#### [WORK INSTRUCTIONS]
Print all the records exactly, please.

[Dataset items]
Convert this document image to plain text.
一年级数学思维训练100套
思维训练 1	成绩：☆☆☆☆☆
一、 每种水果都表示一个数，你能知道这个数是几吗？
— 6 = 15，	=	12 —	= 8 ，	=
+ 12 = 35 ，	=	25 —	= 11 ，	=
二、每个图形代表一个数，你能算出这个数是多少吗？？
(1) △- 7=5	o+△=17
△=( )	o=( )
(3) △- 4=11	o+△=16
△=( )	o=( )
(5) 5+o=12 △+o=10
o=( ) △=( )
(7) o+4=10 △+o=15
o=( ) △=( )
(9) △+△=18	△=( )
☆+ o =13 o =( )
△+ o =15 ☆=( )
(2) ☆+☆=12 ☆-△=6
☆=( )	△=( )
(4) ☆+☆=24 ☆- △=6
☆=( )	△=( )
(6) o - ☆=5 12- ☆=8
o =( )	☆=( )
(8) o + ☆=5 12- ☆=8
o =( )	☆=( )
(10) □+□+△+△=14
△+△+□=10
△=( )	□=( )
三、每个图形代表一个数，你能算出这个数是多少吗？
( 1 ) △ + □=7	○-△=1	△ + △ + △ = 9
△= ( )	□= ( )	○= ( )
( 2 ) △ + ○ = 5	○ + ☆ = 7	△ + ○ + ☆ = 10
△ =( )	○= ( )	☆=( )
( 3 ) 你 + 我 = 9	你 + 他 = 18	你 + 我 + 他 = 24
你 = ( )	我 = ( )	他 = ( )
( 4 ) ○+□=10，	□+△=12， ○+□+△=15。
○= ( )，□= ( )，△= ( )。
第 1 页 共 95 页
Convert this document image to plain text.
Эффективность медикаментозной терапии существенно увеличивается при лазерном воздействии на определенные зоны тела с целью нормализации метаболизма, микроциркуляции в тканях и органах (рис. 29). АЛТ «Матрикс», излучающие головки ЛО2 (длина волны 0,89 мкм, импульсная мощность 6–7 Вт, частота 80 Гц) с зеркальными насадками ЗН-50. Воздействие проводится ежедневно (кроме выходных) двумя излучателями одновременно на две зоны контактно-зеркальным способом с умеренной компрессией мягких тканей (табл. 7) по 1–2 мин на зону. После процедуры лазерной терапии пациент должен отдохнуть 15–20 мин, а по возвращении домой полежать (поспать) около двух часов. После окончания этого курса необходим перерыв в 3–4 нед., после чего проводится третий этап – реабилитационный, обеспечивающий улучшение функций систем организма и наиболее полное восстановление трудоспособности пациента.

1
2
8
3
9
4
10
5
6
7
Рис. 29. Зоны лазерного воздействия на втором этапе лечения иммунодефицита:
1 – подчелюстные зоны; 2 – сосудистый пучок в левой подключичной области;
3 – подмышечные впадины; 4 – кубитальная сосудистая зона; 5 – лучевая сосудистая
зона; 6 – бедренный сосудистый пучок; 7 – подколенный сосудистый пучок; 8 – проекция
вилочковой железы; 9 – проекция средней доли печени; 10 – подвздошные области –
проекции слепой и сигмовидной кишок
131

#### [EXPECTED ANSWER]
Convert this document image to plain text.
一年级数学思维训练100套
思维训练 1	成绩：☆☆☆☆☆
一、 每种水果都表示一个数，你能知道这个数是几吗？
— 6 = 15，	=	12 —	= 8 ，	=
+ 12 = 35 ，	=	25 —	= 11 ，	=
二、每个图形代表一个数，你能算出这个数是多少吗？？
(1) △- 7=5	o+△=17
△=( )	o=( )
(3) △- 4=11	o+△=16
△=( )	o=( )
(5) 5+o=12 △+o=10
o=( ) △=( )
(7) o+4=10 △+o=15
o=( ) △=( )
(9) △+△=18	△=( )
☆+ o =13 o =( )
△+ o =15 ☆=( )
(2) ☆+☆=12 ☆-△=6
☆=( )	△=( )
(4) ☆+☆=24 ☆- △=6
☆=( )	△=( )
(6) o - ☆=5 12- ☆=8
o =( )	☆=( )
(8) o + ☆=5 12- ☆=8
o =( )	☆=( )
(10) □+□+△+△=14
△+△+□=10
△=( )	□=( )
三、每个图形代表一个数，你能算出这个数是多少吗？
( 1 ) △ + □=7	○-△=1	△ + △ + △ = 9
△= ( )	□= ( )	○= ( )
( 2 ) △ + ○ = 5	○ + ☆ = 7	△ + ○ + ☆ = 10
△ =( )	○= ( )	☆=( )
( 3 ) 你 + 我 = 9	你 + 他 = 18	你 + 我 + 他 = 24
你 = ( )	我 = ( )	他 = ( )
( 4 ) ○+□=10，	□+△=12， ○+□+△=15。
○= ( )，□= ( )，△= ( )。
第 1 页 共 95 页
Convert this document image to plain text.
Эффективность медикаментозной терапии существенно увеличивается при лазерном воздействии на определенные зоны тела с целью нормализации метаболизма, микроциркуляции в тканях и органах (рис. 29). АЛТ «Матрикс», излучающие головки ЛО2 (длина волны 0,89 мкм, импульсная мощность 6–7 Вт, частота 80 Гц) с зеркальными насадками ЗН-50. Воздействие проводится ежедневно (кроме выходных) двумя излучателями одновременно на две зоны контактно-зеркальным способом с умеренной компрессией мягких тканей (табл. 7) по 1–2 мин на зону. После процедуры лазерной терапии пациент должен отдохнуть 15–20 мин, а по возвращении домой полежать (поспать) около двух часов. После окончания этого курса необходим перерыв в 3–4 нед., после чего проводится третий этап – реабилитационный, обеспечивающий улучшение функций систем организма и наиболее полное восстановление трудоспособности пациента.

1
2
8
3
9
4
10
5
6
7
Рис. 29. Зоны лазерного воздействия на втором этапе лечения иммунодефицита:
1 – подчелюстные зоны; 2 – сосудистый пучок в левой подключичной области;
3 – подмышечные впадины; 4 – кубитальная сосудистая зона; 5 – лучевая сосудистая
зона; 6 – бедренный сосудистый пучок; 7 – подколенный сосудистый пучок; 8 – проекция
вилочковой железы; 9 – проекция средней доли печени; 10 – подвздошные области –
проекции слепой и сигмовидной кишок
131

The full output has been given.